**WRITTEN PROBLEM**
Take the material and output all of it exactly.

Saved entries:
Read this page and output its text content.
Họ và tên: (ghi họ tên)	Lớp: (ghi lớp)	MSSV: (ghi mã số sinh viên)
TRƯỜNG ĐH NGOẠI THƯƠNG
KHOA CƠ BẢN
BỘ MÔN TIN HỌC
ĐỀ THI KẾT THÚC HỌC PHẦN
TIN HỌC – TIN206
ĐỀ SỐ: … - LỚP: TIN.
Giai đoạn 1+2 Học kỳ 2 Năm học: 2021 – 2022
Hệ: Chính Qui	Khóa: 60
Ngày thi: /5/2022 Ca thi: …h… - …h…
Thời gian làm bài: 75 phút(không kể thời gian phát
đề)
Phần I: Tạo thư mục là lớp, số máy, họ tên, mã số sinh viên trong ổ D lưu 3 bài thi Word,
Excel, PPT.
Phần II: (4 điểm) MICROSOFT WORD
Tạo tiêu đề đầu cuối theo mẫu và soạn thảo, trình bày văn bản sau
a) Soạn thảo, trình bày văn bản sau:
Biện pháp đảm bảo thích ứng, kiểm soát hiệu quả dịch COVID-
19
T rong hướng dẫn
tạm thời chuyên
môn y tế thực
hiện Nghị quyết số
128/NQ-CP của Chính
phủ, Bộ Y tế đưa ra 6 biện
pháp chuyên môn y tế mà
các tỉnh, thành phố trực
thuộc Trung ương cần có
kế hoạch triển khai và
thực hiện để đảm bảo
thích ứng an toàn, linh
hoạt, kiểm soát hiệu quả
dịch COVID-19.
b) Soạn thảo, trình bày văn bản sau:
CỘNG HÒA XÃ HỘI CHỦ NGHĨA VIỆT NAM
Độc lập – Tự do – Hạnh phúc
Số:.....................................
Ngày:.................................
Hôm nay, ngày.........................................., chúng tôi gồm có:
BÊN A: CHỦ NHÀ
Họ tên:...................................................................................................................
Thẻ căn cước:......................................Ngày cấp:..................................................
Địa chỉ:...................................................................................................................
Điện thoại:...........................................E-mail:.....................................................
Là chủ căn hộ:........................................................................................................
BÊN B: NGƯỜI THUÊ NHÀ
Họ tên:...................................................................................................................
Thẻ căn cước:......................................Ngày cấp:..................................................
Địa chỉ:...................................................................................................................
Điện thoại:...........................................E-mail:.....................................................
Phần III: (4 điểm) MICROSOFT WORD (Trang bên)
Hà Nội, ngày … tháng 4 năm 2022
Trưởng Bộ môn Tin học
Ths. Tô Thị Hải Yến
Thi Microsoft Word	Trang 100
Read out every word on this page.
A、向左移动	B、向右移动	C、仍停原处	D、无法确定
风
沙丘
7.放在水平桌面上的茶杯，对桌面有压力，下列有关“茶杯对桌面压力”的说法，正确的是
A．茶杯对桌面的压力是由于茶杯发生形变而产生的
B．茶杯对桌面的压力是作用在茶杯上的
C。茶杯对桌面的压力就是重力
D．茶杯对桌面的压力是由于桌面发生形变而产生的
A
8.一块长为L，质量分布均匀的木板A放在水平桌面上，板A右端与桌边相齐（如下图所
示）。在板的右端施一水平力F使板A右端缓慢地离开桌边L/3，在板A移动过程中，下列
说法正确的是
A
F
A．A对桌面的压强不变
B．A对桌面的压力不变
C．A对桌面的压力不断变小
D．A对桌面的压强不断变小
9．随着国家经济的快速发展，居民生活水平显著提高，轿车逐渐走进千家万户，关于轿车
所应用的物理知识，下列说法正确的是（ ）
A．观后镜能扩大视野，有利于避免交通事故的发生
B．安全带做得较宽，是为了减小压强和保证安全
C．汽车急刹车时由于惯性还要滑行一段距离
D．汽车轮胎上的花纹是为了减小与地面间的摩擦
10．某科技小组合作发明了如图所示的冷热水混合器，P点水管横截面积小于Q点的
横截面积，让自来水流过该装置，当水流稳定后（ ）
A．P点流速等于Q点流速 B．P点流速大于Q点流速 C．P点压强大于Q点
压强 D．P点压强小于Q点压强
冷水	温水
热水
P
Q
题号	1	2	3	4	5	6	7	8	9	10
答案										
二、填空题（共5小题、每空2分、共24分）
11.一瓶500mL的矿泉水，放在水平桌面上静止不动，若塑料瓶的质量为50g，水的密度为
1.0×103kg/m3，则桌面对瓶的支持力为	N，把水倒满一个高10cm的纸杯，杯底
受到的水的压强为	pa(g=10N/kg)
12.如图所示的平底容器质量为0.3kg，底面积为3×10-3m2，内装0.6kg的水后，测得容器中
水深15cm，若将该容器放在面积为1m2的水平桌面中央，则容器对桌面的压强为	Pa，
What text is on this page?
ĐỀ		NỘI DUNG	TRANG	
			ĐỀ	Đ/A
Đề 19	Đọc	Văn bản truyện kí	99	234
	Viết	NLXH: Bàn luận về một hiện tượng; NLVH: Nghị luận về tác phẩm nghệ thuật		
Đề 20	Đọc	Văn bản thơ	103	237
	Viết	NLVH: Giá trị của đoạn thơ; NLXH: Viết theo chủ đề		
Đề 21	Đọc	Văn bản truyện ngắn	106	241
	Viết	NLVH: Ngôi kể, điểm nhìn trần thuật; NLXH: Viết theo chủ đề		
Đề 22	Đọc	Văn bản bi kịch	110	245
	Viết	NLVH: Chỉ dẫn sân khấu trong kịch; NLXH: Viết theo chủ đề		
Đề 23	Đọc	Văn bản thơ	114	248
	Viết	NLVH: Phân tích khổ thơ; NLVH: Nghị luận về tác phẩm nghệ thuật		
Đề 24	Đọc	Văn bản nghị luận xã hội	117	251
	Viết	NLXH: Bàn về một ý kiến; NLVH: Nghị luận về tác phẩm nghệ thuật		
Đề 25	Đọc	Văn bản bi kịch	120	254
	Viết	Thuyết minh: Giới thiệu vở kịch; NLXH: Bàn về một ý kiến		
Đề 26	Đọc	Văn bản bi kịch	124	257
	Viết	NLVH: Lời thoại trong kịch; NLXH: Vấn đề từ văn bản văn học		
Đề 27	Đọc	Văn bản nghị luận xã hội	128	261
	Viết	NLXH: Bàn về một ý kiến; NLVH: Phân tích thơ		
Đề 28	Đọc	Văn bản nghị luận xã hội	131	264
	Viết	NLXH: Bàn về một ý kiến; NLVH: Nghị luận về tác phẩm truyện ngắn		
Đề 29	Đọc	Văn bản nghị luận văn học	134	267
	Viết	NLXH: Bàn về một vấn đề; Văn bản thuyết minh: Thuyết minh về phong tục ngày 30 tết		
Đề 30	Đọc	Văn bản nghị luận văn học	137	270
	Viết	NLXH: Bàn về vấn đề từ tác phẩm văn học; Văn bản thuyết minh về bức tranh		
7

**OUTPUT**
Read this page and output its text content.
Họ và tên: (ghi họ tên)	Lớp: (ghi lớp)	MSSV: (ghi mã số sinh viên)
TRƯỜNG ĐH NGOẠI THƯƠNG
KHOA CƠ BẢN
BỘ MÔN TIN HỌC
ĐỀ THI KẾT THÚC HỌC PHẦN
TIN HỌC – TIN206
ĐỀ SỐ: … - LỚP: TIN.
Giai đoạn 1+2 Học kỳ 2 Năm học: 2021 – 2022
Hệ: Chính Qui	Khóa: 60
Ngày thi: /5/2022 Ca thi: …h… - …h…
Thời gian làm bài: 75 phút(không kể thời gian phát
đề)
Phần I: Tạo thư mục là lớp, số máy, họ tên, mã số sinh viên trong ổ D lưu 3 bài thi Word,
Excel, PPT.
Phần II: (4 điểm) MICROSOFT WORD
Tạo tiêu đề đầu cuối theo mẫu và soạn thảo, trình bày văn bản sau
a) Soạn thảo, trình bày văn bản sau:
Biện pháp đảm bảo thích ứng, kiểm soát hiệu quả dịch COVID-
19
T rong hướng dẫn
tạm thời chuyên
môn y tế thực
hiện Nghị quyết số
128/NQ-CP của Chính
phủ, Bộ Y tế đưa ra 6 biện
pháp chuyên môn y tế mà
các tỉnh, thành phố trực
thuộc Trung ương cần có
kế hoạch triển khai và
thực hiện để đảm bảo
thích ứng an toàn, linh
hoạt, kiểm soát hiệu quả
dịch COVID-19.
b) Soạn thảo, trình bày văn bản sau:
CỘNG HÒA XÃ HỘI CHỦ NGHĨA VIỆT NAM
Độc lập – Tự do – Hạnh phúc
Số:.....................................
Ngày:.................................
Hôm nay, ngày.........................................., chúng tôi gồm có:
BÊN A: CHỦ NHÀ
Họ tên:...................................................................................................................
Thẻ căn cước:......................................Ngày cấp:..................................................
Địa chỉ:...................................................................................................................
Điện thoại:...........................................E-mail:.....................................................
Là chủ căn hộ:........................................................................................................
BÊN B: NGƯỜI THUÊ NHÀ
Họ tên:...................................................................................................................
Thẻ căn cước:......................................Ngày cấp:..................................................
Địa chỉ:...................................................................................................................
Điện thoại:...........................................E-mail:.....................................................
Phần III: (4 điểm) MICROSOFT WORD (Trang bên)
Hà Nội, ngày … tháng 4 năm 2022
Trưởng Bộ môn Tin học
Ths. Tô Thị Hải Yến
Thi Microsoft Word	Trang 100
Read out every word on this page.
A、向左移动	B、向右移动	C、仍停原处	D、无法确定
风
沙丘
7.放在水平桌面上的茶杯，对桌面有压力，下列有关“茶杯对桌面压力”的说法，正确的是
A．茶杯对桌面的压力是由于茶杯发生形变而产生的
B．茶杯对桌面的压力是作用在茶杯上的
C。茶杯对桌面的压力就是重力
D．茶杯对桌面的压力是由于桌面发生形变而产生的
A
8.一块长为L，质量分布均匀的木板A放在水平桌面上，板A右端与桌边相齐（如下图所
示）。在板的右端施一水平力F使板A右端缓慢地离开桌边L/3，在板A移动过程中，下列
说法正确的是
A
F
A．A对桌面的压强不变
B．A对桌面的压力不变
C．A对桌面的压力不断变小
D．A对桌面的压强不断变小
9．随着国家经济的快速发展，居民生活水平显著提高，轿车逐渐走进千家万户，关于轿车
所应用的物理知识，下列说法正确的是（ ）
A．观后镜能扩大视野，有利于避免交通事故的发生
B．安全带做得较宽，是为了减小压强和保证安全
C．汽车急刹车时由于惯性还要滑行一段距离
D．汽车轮胎上的花纹是为了减小与地面间的摩擦
10．某科技小组合作发明了如图所示的冷热水混合器，P点水管横截面积小于Q点的
横截面积，让自来水流过该装置，当水流稳定后（ ）
A．P点流速等于Q点流速 B．P点流速大于Q点流速 C．P点压强大于Q点
压强 D．P点压强小于Q点压强
冷水	温水
热水
P
Q
题号	1	2	3	4	5	6	7	8	9	10
答案										
二、填空题（共5小题、每空2分、共24分）
11.一瓶500mL的矿泉水，放在水平桌面上静止不动，若塑料瓶的质量为50g，水的密度为
1.0×103kg/m3，则桌面对瓶的支持力为	N，把水倒满一个高10cm的纸杯，杯底
受到的水的压强为	pa(g=10N/kg)
12.如图所示的平底容器质量为0.3kg，底面积为3×10-3m2，内装0.6kg的水后，测得容器中
水深15cm，若将该容器放在面积为1m2的水平桌面中央，则容器对桌面的压强为	Pa，
What text is on this page?
ĐỀ		NỘI DUNG	TRANG	
			ĐỀ	Đ/A
Đề 19	Đọc	Văn bản truyện kí	99	234
	Viết	NLXH: Bàn luận về một hiện tượng; NLVH: Nghị luận về tác phẩm nghệ thuật		
Đề 20	Đọc	Văn bản thơ	103	237
	Viết	NLVH: Giá trị của đoạn thơ; NLXH: Viết theo chủ đề		
Đề 21	Đọc	Văn bản truyện ngắn	106	241
	Viết	NLVH: Ngôi kể, điểm nhìn trần thuật; NLXH: Viết theo chủ đề		
Đề 22	Đọc	Văn bản bi kịch	110	245
	Viết	NLVH: Chỉ dẫn sân khấu trong kịch; NLXH: Viết theo chủ đề		
Đề 23	Đọc	Văn bản thơ	114	248
	Viết	NLVH: Phân tích khổ thơ; NLVH: Nghị luận về tác phẩm nghệ thuật		
Đề 24	Đọc	Văn bản nghị luận xã hội	117	251
	Viết	NLXH: Bàn về một ý kiến; NLVH: Nghị luận về tác phẩm nghệ thuật		
Đề 25	Đọc	Văn bản bi kịch	120	254
	Viết	Thuyết minh: Giới thiệu vở kịch; NLXH: Bàn về một ý kiến		
Đề 26	Đọc	Văn bản bi kịch	124	257
	Viết	NLVH: Lời thoại trong kịch; NLXH: Vấn đề từ văn bản văn học		
Đề 27	Đọc	Văn bản nghị luận xã hội	128	261
	Viết	NLXH: Bàn về một ý kiến; NLVH: Phân tích thơ		
Đề 28	Đọc	Văn bản nghị luận xã hội	131	264
	Viết	NLXH: Bàn về một ý kiến; NLVH: Nghị luận về tác phẩm truyện ngắn		
Đề 29	Đọc	Văn bản nghị luận văn học	134	267
	Viết	NLXH: Bàn về một vấn đề; Văn bản thuyết minh: Thuyết minh về phong tục ngày 30 tết		
Đề 30	Đọc	Văn bản nghị luận văn học	137	270
	Viết	NLXH: Bàn về vấn đề từ tác phẩm văn học; Văn bản thuyết minh về bức tranh		
7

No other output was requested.